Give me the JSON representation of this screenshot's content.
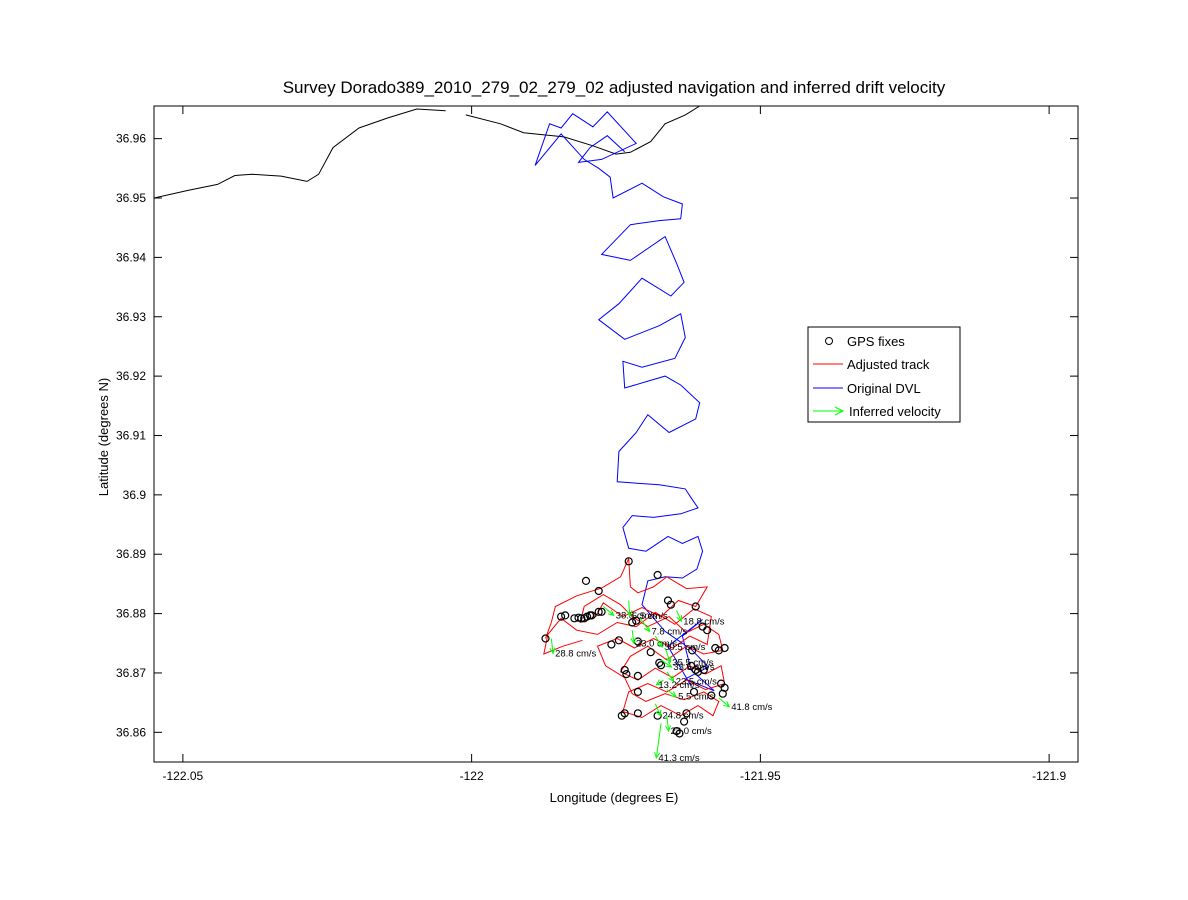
{
  "chart_data": {
    "type": "line",
    "title": "Survey Dorado389_2010_279_02_279_02 adjusted navigation and inferred drift velocity",
    "xlabel": "Longitude (degrees E)",
    "ylabel": "Latitude (degrees N)",
    "xlim": [
      -122.055,
      -121.895
    ],
    "ylim": [
      36.855,
      36.9655
    ],
    "xticks": [
      -122.05,
      -122,
      -121.95,
      -121.9
    ],
    "xtick_labels": [
      "-122.05",
      "-122",
      "-121.95",
      "-121.9"
    ],
    "yticks": [
      36.86,
      36.87,
      36.88,
      36.89,
      36.9,
      36.91,
      36.92,
      36.93,
      36.94,
      36.95,
      36.96
    ],
    "ytick_labels": [
      "36.86",
      "36.87",
      "36.88",
      "36.89",
      "36.9",
      "36.91",
      "36.92",
      "36.93",
      "36.94",
      "36.95",
      "36.96"
    ],
    "legend_position": "right",
    "colors": {
      "gps": "#000000",
      "adjusted": "#ff0000",
      "original": "#0000ff",
      "velocity": "#00ff00",
      "coast": "#000000"
    },
    "legend": [
      {
        "label": "GPS fixes",
        "kind": "gps"
      },
      {
        "label": "Adjusted track",
        "kind": "adjusted"
      },
      {
        "label": "Original DVL",
        "kind": "original"
      },
      {
        "label": "Inferred velocity",
        "kind": "velocity"
      }
    ],
    "coastline": [
      [
        -122.055,
        36.95
      ],
      [
        -122.049,
        36.9513
      ],
      [
        -122.044,
        36.9523
      ],
      [
        -122.041,
        36.9538
      ],
      [
        -122.038,
        36.954
      ],
      [
        -122.033,
        36.9537
      ],
      [
        -122.0285,
        36.9528
      ],
      [
        -122.0265,
        36.954
      ],
      [
        -122.024,
        36.9585
      ],
      [
        -122.0195,
        36.9618
      ],
      [
        -122.0145,
        36.9635
      ],
      [
        -122.0095,
        36.965
      ],
      [
        -122.0045,
        36.9647
      ],
      null,
      [
        -122.001,
        36.964
      ],
      [
        -121.995,
        36.9625
      ],
      [
        -121.991,
        36.961
      ],
      [
        -121.984,
        36.9603
      ],
      [
        -121.979,
        36.9588
      ],
      [
        -121.975,
        36.9574
      ],
      [
        -121.9725,
        36.9577
      ],
      [
        -121.969,
        36.9595
      ],
      [
        -121.9665,
        36.9625
      ],
      [
        -121.963,
        36.964
      ],
      [
        -121.9605,
        36.9655
      ]
    ],
    "original_dvl": [
      [
        -121.9735,
        36.9578
      ],
      [
        -121.9765,
        36.9605
      ],
      [
        -121.9795,
        36.9585
      ],
      [
        -121.9815,
        36.956
      ],
      [
        -121.9775,
        36.9565
      ],
      [
        -121.9715,
        36.9592
      ],
      [
        -121.9765,
        36.9645
      ],
      [
        -121.979,
        36.962
      ],
      [
        -121.9825,
        36.9642
      ],
      [
        -121.9845,
        36.9618
      ],
      [
        -121.9865,
        36.9625
      ],
      [
        -121.989,
        36.9555
      ],
      [
        -121.9845,
        36.9608
      ],
      [
        -121.9805,
        36.9565
      ],
      [
        -121.978,
        36.955
      ],
      [
        -121.976,
        36.9535
      ],
      [
        -121.9755,
        36.95
      ],
      [
        -121.9705,
        36.9525
      ],
      [
        -121.9668,
        36.9502
      ],
      [
        -121.9635,
        36.949
      ],
      [
        -121.9638,
        36.9465
      ],
      [
        -121.9675,
        36.9462
      ],
      [
        -121.9725,
        36.9455
      ],
      [
        -121.9775,
        36.9405
      ],
      [
        -121.9725,
        36.9395
      ],
      [
        -121.9665,
        36.9435
      ],
      [
        -121.9645,
        36.939
      ],
      [
        -121.9632,
        36.9358
      ],
      [
        -121.9655,
        36.9335
      ],
      [
        -121.9705,
        36.9365
      ],
      [
        -121.9745,
        36.9322
      ],
      [
        -121.978,
        36.9295
      ],
      [
        -121.9735,
        36.9262
      ],
      [
        -121.9675,
        36.9285
      ],
      [
        -121.9638,
        36.9305
      ],
      [
        -121.963,
        36.9265
      ],
      [
        -121.9648,
        36.923
      ],
      [
        -121.9705,
        36.9215
      ],
      [
        -121.9738,
        36.9225
      ],
      [
        -121.9735,
        36.918
      ],
      [
        -121.9665,
        36.92
      ],
      [
        -121.9638,
        36.9185
      ],
      [
        -121.9605,
        36.9155
      ],
      [
        -121.9612,
        36.9128
      ],
      [
        -121.9658,
        36.9105
      ],
      [
        -121.9695,
        36.9135
      ],
      [
        -121.9715,
        36.9105
      ],
      [
        -121.9745,
        36.9073
      ],
      [
        -121.9748,
        36.9022
      ],
      [
        -121.9675,
        36.9017
      ],
      [
        -121.963,
        36.901
      ],
      [
        -121.962,
        36.8995
      ],
      [
        -121.9608,
        36.8978
      ],
      [
        -121.9638,
        36.8968
      ],
      [
        -121.9685,
        36.8962
      ],
      [
        -121.9722,
        36.8965
      ],
      [
        -121.9738,
        36.8945
      ],
      [
        -121.9728,
        36.891
      ],
      [
        -121.9698,
        36.8905
      ],
      [
        -121.966,
        36.893
      ],
      [
        -121.9635,
        36.8918
      ],
      [
        -121.9608,
        36.893
      ],
      [
        -121.96,
        36.8905
      ],
      [
        -121.961,
        36.8875
      ],
      [
        -121.9635,
        36.886
      ],
      [
        -121.9665,
        36.8862
      ],
      [
        -121.9695,
        36.8855
      ],
      [
        -121.9705,
        36.8815
      ],
      [
        -121.9665,
        36.877
      ],
      [
        -121.962,
        36.874
      ],
      [
        -121.959,
        36.871
      ],
      [
        -121.963,
        36.869
      ],
      [
        -121.958,
        36.867
      ],
      [
        -121.962,
        36.8705
      ],
      [
        -121.9635,
        36.8762
      ],
      [
        -121.96,
        36.879
      ],
      [
        -121.966,
        36.8745
      ],
      [
        -121.962,
        36.8678
      ]
    ],
    "adjusted_track": [
      [
        -121.9872,
        36.8758
      ],
      [
        -121.9862,
        36.8785
      ],
      [
        -121.9855,
        36.8812
      ],
      [
        -121.9818,
        36.883
      ],
      [
        -121.9775,
        36.8843
      ],
      [
        -121.9742,
        36.8862
      ],
      [
        -121.9728,
        36.8893
      ],
      [
        -121.9725,
        36.8845
      ],
      [
        -121.9712,
        36.8835
      ],
      [
        -121.9685,
        36.8845
      ],
      [
        -121.9662,
        36.8862
      ],
      [
        -121.9628,
        36.8842
      ],
      [
        -121.9592,
        36.8845
      ],
      [
        -121.9612,
        36.8812
      ],
      [
        -121.9642,
        36.8822
      ],
      [
        -121.9672,
        36.8795
      ],
      [
        -121.9705,
        36.881
      ],
      [
        -121.9738,
        36.8795
      ],
      [
        -121.9772,
        36.8818
      ],
      [
        -121.9785,
        36.8795
      ],
      [
        -121.9812,
        36.8785
      ],
      [
        -121.9805,
        36.8812
      ],
      [
        -121.9772,
        36.8832
      ],
      [
        -121.9742,
        36.8815
      ],
      [
        -121.9722,
        36.8795
      ],
      [
        -121.9695,
        36.8778
      ],
      [
        -121.9658,
        36.8795
      ],
      [
        -121.9628,
        36.8768
      ],
      [
        -121.9598,
        36.8782
      ],
      [
        -121.9572,
        36.8765
      ],
      [
        -121.9565,
        36.8738
      ],
      [
        -121.9598,
        36.8732
      ],
      [
        -121.9628,
        36.8745
      ],
      [
        -121.9662,
        36.8722
      ],
      [
        -121.9695,
        36.8745
      ],
      [
        -121.9725,
        36.8728
      ],
      [
        -121.9742,
        36.8702
      ],
      [
        -121.9712,
        36.8688
      ],
      [
        -121.9682,
        36.8708
      ],
      [
        -121.9652,
        36.8692
      ],
      [
        -121.9622,
        36.8712
      ],
      [
        -121.9595,
        36.8698
      ],
      [
        -121.9568,
        36.8712
      ],
      [
        -121.9562,
        36.8682
      ],
      [
        -121.9595,
        36.8672
      ],
      [
        -121.9628,
        36.8688
      ],
      [
        -121.9662,
        36.8668
      ],
      [
        -121.9695,
        36.8682
      ],
      [
        -121.9728,
        36.8668
      ],
      [
        -121.9738,
        36.8635
      ],
      [
        -121.9705,
        36.8625
      ],
      [
        -121.9672,
        36.8645
      ],
      [
        -121.9638,
        36.8628
      ],
      [
        -121.9608,
        36.8645
      ],
      [
        -121.9582,
        36.8628
      ],
      [
        -121.9572,
        36.8652
      ],
      [
        -121.9598,
        36.8668
      ],
      [
        -121.9632,
        36.8655
      ],
      [
        -121.9665,
        36.8665
      ],
      [
        -121.9698,
        36.8652
      ],
      [
        -121.9722,
        36.8665
      ],
      [
        -121.9735,
        36.8692
      ],
      [
        -121.9768,
        36.8712
      ],
      [
        -121.9782,
        36.8745
      ],
      [
        -121.9748,
        36.8758
      ],
      [
        -121.9718,
        36.8742
      ],
      [
        -121.9685,
        36.8758
      ],
      [
        -121.9652,
        36.8742
      ],
      [
        -121.9622,
        36.8762
      ],
      [
        -121.9592,
        36.8748
      ],
      [
        -121.9585,
        36.8795
      ],
      [
        -121.9615,
        36.8808
      ],
      [
        -121.9648,
        36.8782
      ],
      [
        -121.9682,
        36.8802
      ],
      [
        -121.9715,
        36.8778
      ],
      [
        -121.9748,
        36.8785
      ],
      [
        -121.9782,
        36.8765
      ],
      [
        -121.9818,
        36.8772
      ],
      [
        -121.9845,
        36.8792
      ],
      [
        -121.9868,
        36.8765
      ],
      [
        -121.9875,
        36.8732
      ],
      [
        -121.9842,
        36.8745
      ],
      [
        -121.9808,
        36.8755
      ]
    ],
    "gps_fixes": [
      [
        -121.9872,
        36.8758
      ],
      [
        -121.9845,
        36.8795
      ],
      [
        -121.9838,
        36.8797
      ],
      [
        -121.9822,
        36.8792
      ],
      [
        -121.9815,
        36.8793
      ],
      [
        -121.981,
        36.8792
      ],
      [
        -121.9805,
        36.8792
      ],
      [
        -121.98,
        36.8795
      ],
      [
        -121.9792,
        36.8797
      ],
      [
        -121.978,
        36.8803
      ],
      [
        -121.9775,
        36.8803
      ],
      [
        -121.9802,
        36.8855
      ],
      [
        -121.978,
        36.8838
      ],
      [
        -121.9728,
        36.8888
      ],
      [
        -121.9715,
        36.8788
      ],
      [
        -121.9712,
        36.8753
      ],
      [
        -121.969,
        36.8735
      ],
      [
        -121.9678,
        36.8865
      ],
      [
        -121.966,
        36.8822
      ],
      [
        -121.9655,
        36.8815
      ],
      [
        -121.9675,
        36.8717
      ],
      [
        -121.9672,
        36.8713
      ],
      [
        -121.9612,
        36.8812
      ],
      [
        -121.96,
        36.8778
      ],
      [
        -121.9592,
        36.8772
      ],
      [
        -121.9578,
        36.8742
      ],
      [
        -121.9572,
        36.8738
      ],
      [
        -121.9562,
        36.8742
      ],
      [
        -121.9618,
        36.8738
      ],
      [
        -121.962,
        36.8712
      ],
      [
        -121.9612,
        36.8705
      ],
      [
        -121.9608,
        36.8702
      ],
      [
        -121.9598,
        36.8705
      ],
      [
        -121.9568,
        36.8682
      ],
      [
        -121.9562,
        36.8675
      ],
      [
        -121.9565,
        36.8665
      ],
      [
        -121.9585,
        36.8662
      ],
      [
        -121.9615,
        36.8668
      ],
      [
        -121.9628,
        36.8632
      ],
      [
        -121.9632,
        36.8618
      ],
      [
        -121.964,
        36.8598
      ],
      [
        -121.9645,
        36.8602
      ],
      [
        -121.9712,
        36.8632
      ],
      [
        -121.9735,
        36.8632
      ],
      [
        -121.974,
        36.8628
      ],
      [
        -121.9678,
        36.8628
      ],
      [
        -121.9712,
        36.8668
      ],
      [
        -121.9712,
        36.8695
      ],
      [
        -121.9732,
        36.8698
      ],
      [
        -121.9735,
        36.8705
      ],
      [
        -121.9795,
        36.8797
      ],
      [
        -121.9758,
        36.8748
      ],
      [
        -121.9722,
        36.8785
      ],
      [
        -121.9745,
        36.8755
      ]
    ],
    "velocity_arrows": [
      {
        "x": -121.9862,
        "y": 36.8758,
        "u": 0.0003,
        "v": -0.0025,
        "label": "28.8 cm/s"
      },
      {
        "x": -121.9772,
        "y": 36.8812,
        "u": 0.0018,
        "v": -0.0015,
        "label": "38.8 cm/s"
      },
      {
        "x": -121.9728,
        "y": 36.8822,
        "u": 0.0002,
        "v": -0.0026,
        "label": "5.5 cm/s"
      },
      {
        "x": -121.9708,
        "y": 36.8792,
        "u": 0.0016,
        "v": -0.0022,
        "label": "7.8 cm/s"
      },
      {
        "x": -121.9722,
        "y": 36.8772,
        "u": 0.0003,
        "v": -0.0022,
        "label": "23.0 cm/s"
      },
      {
        "x": -121.9645,
        "y": 36.8805,
        "u": 0.0008,
        "v": -0.0018,
        "label": "18.8 cm/s"
      },
      {
        "x": -121.9682,
        "y": 36.8762,
        "u": 0.0012,
        "v": -0.0018,
        "label": "30.5 cm/s"
      },
      {
        "x": -121.9665,
        "y": 36.8742,
        "u": 0.0009,
        "v": -0.0024,
        "label": "35.5 cm/s"
      },
      {
        "x": -121.9672,
        "y": 36.8722,
        "u": 0.0018,
        "v": -0.0012,
        "label": "33.5 cm/s"
      },
      {
        "x": -121.9662,
        "y": 36.8702,
        "u": 0.0012,
        "v": -0.0016,
        "label": "23.5 cm/s"
      },
      {
        "x": -121.9668,
        "y": 36.8688,
        "u": -0.0012,
        "v": -0.0008,
        "label": "13.2 cm/s"
      },
      {
        "x": -121.9662,
        "y": 36.8672,
        "u": 0.0016,
        "v": -0.0012,
        "label": "5.5 cm/s"
      },
      {
        "x": -121.9682,
        "y": 36.8648,
        "u": 0.0009,
        "v": -0.002,
        "label": "24.8 cm/s"
      },
      {
        "x": -121.9662,
        "y": 36.8628,
        "u": 0.0003,
        "v": -0.0026,
        "label": "23.0 cm/s"
      },
      {
        "x": -121.9572,
        "y": 36.8658,
        "u": 0.0018,
        "v": -0.0015,
        "label": "41.8 cm/s"
      },
      {
        "x": -121.9672,
        "y": 36.8615,
        "u": -0.0008,
        "v": -0.0058,
        "label": "41.3 cm/s"
      }
    ]
  }
}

────

[Set task]: Identify each line in the records above that contains the word "degrees", and copy it out in full.

[Correct output]:
    "xlabel": "Longitude (degrees E)",
    "ylabel": "Latitude (degrees N)",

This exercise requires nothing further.